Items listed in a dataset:
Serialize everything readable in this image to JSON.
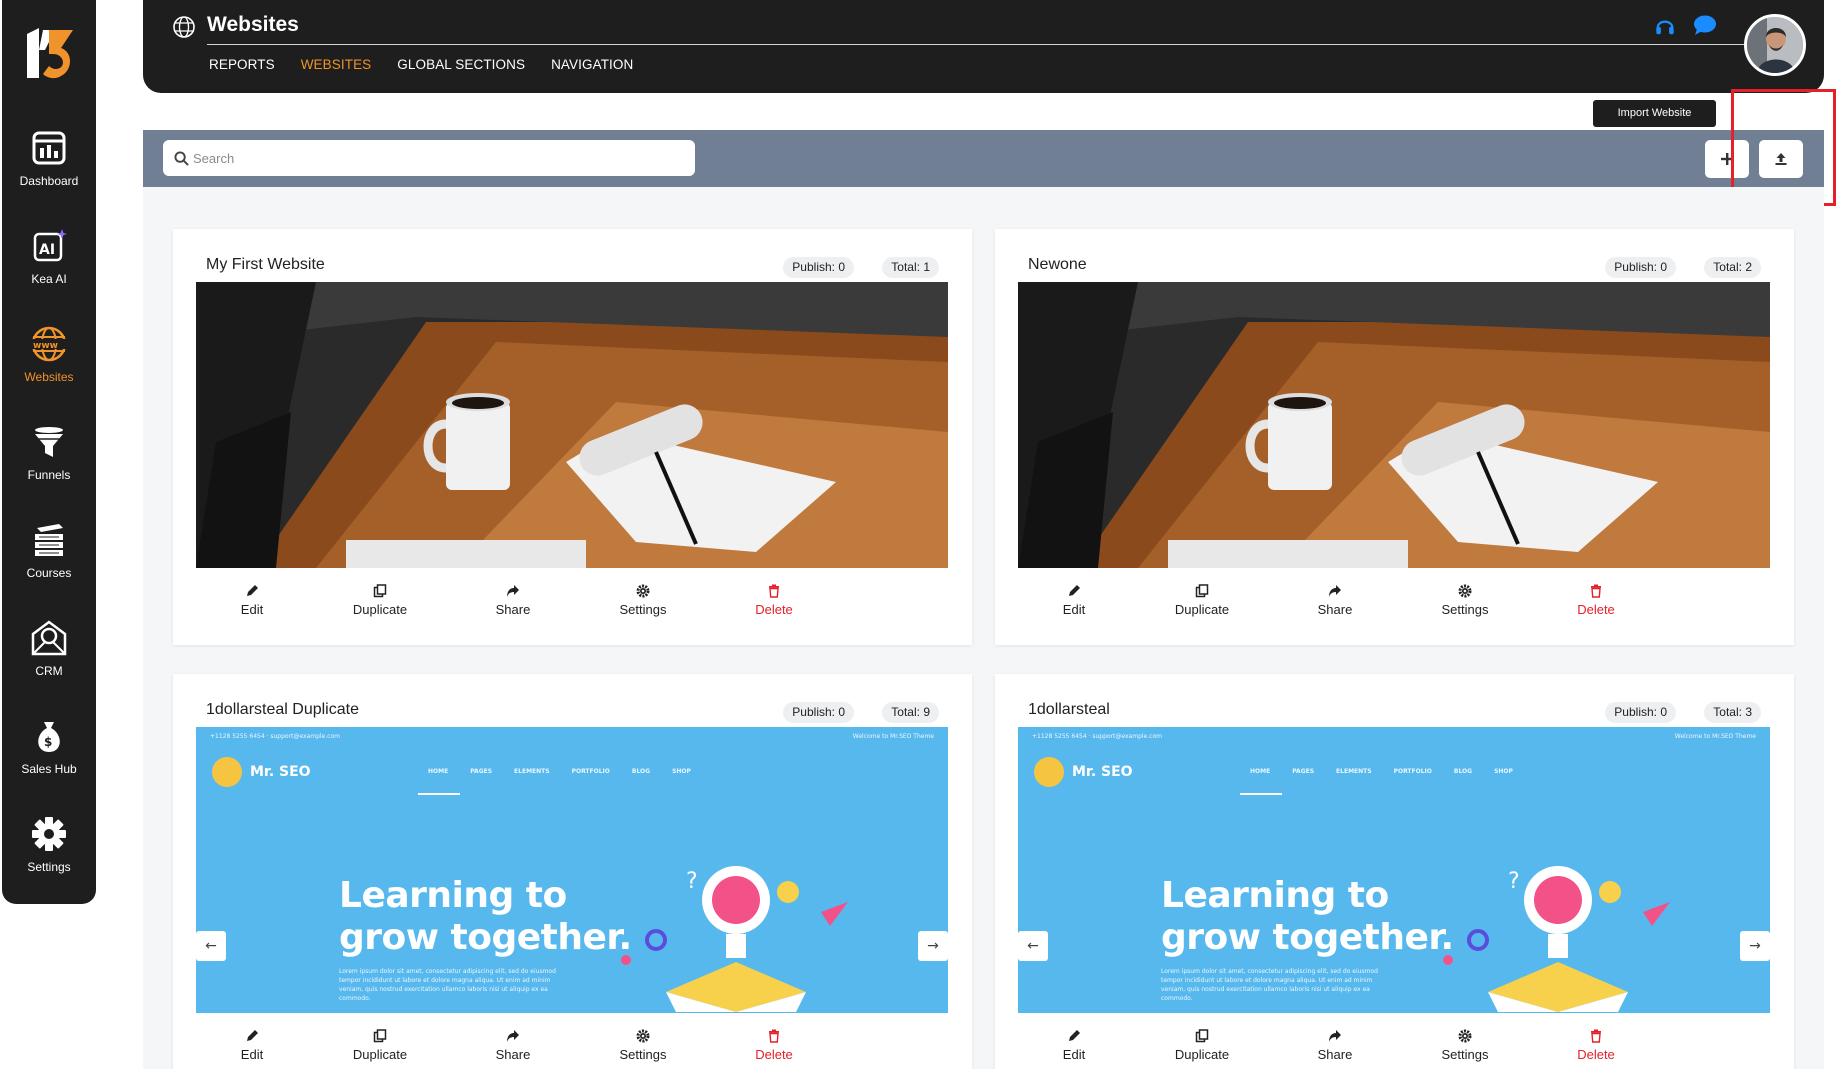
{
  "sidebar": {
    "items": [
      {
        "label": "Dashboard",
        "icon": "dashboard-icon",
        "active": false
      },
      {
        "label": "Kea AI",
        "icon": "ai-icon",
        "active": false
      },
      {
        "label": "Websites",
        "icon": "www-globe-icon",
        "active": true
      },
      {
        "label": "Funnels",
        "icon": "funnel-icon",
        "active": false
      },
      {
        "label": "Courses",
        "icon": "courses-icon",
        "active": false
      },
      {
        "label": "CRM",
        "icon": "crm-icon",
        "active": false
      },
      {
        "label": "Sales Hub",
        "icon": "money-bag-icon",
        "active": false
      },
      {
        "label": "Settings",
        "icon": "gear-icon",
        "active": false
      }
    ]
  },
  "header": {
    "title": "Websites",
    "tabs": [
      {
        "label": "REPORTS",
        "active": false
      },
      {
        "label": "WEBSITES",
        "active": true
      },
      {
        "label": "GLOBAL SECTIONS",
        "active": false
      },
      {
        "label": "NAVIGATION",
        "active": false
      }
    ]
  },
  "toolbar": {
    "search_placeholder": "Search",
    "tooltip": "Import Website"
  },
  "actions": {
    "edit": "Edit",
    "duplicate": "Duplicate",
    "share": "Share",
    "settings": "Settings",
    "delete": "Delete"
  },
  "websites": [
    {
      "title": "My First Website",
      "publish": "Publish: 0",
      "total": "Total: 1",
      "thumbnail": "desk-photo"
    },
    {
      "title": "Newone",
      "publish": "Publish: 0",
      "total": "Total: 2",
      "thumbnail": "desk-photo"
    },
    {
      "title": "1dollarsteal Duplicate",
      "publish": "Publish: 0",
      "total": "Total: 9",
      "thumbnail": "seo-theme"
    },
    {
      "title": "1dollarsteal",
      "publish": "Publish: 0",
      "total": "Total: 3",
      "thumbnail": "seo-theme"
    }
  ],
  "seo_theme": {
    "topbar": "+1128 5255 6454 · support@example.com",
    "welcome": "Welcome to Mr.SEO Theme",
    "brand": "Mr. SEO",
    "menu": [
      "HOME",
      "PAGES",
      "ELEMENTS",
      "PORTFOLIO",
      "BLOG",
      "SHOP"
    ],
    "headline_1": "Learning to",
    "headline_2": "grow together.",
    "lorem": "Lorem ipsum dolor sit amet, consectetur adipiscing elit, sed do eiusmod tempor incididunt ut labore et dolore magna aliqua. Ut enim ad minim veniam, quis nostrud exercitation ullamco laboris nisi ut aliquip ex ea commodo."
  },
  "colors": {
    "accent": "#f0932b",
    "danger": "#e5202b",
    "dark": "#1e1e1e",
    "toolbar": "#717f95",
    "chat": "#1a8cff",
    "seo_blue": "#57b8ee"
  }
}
...
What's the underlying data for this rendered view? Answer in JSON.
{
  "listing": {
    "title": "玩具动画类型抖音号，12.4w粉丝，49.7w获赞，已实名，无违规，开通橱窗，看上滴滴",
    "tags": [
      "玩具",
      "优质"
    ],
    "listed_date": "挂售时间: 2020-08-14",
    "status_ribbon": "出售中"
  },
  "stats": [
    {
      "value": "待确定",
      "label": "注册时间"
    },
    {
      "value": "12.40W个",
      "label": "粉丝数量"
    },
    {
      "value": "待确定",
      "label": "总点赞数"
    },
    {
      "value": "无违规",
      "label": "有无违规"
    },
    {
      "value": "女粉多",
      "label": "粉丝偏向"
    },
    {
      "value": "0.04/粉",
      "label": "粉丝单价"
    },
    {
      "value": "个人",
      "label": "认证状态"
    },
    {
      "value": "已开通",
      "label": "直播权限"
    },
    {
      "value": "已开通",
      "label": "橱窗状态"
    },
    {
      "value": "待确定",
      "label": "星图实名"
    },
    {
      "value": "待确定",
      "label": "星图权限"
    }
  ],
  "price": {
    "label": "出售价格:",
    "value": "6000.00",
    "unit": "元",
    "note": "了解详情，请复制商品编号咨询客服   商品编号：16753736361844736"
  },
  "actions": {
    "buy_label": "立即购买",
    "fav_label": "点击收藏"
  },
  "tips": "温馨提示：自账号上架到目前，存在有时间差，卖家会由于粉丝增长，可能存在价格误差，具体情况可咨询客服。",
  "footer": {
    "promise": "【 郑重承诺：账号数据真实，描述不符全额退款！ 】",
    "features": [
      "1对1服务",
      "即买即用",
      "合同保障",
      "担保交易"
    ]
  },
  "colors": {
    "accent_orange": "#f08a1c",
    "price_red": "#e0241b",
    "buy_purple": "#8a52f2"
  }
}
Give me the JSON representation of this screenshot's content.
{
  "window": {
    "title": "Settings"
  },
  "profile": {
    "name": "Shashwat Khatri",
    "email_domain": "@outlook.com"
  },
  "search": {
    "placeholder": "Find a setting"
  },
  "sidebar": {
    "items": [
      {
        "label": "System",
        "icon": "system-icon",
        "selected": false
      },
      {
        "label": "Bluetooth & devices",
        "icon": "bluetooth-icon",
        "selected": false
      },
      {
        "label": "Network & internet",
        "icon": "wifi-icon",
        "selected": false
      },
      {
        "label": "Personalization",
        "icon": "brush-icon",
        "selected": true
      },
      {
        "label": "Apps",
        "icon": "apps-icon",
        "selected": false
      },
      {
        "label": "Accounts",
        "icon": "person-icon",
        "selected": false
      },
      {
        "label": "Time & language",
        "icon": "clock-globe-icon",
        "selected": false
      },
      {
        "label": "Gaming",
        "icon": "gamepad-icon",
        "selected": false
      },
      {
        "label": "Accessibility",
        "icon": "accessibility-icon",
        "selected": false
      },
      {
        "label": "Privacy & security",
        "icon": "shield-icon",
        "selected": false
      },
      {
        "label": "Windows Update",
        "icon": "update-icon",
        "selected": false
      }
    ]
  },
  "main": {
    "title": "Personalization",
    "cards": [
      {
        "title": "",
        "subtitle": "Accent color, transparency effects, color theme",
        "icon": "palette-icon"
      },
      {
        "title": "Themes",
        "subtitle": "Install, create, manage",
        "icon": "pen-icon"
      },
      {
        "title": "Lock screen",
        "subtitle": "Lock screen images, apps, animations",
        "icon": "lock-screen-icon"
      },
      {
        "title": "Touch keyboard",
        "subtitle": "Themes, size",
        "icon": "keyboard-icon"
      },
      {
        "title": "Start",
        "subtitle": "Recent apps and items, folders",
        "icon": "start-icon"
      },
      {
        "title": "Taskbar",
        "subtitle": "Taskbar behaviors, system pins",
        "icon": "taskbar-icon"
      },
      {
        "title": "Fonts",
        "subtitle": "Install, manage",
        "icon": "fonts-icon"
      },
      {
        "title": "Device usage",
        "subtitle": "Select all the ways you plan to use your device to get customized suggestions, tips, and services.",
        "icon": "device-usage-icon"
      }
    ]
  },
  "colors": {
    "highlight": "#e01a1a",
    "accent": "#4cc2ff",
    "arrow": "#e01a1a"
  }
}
* * *
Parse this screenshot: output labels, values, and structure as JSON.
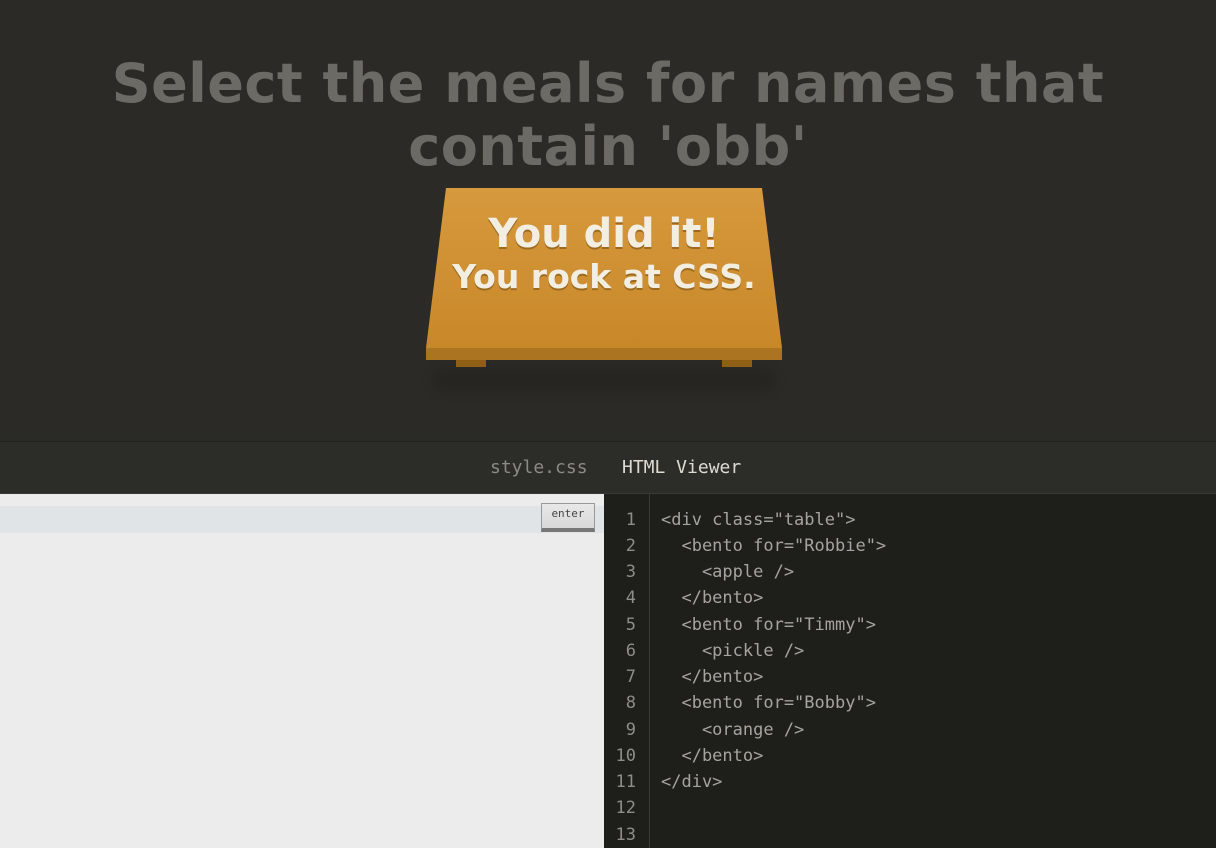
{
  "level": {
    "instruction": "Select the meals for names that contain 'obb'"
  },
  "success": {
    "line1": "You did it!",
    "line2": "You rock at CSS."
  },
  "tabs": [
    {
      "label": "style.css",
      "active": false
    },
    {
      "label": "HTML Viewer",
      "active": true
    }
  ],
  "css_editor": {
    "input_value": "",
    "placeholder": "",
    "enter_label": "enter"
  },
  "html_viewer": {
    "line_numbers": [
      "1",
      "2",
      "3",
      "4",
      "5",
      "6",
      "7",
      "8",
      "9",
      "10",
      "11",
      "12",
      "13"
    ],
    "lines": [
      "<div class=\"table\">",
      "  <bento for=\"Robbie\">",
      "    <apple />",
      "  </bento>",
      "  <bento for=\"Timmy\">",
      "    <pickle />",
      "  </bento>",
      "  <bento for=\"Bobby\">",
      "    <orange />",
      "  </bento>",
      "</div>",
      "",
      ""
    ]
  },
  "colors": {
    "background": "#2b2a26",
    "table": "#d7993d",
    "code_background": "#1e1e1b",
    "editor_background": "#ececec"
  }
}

THE TASK: Identify every line above that includes the word "Settings", and show those lines.

REPLY:
        "label": "Settings",
    "settings": "Settings",
    "title": "Settings"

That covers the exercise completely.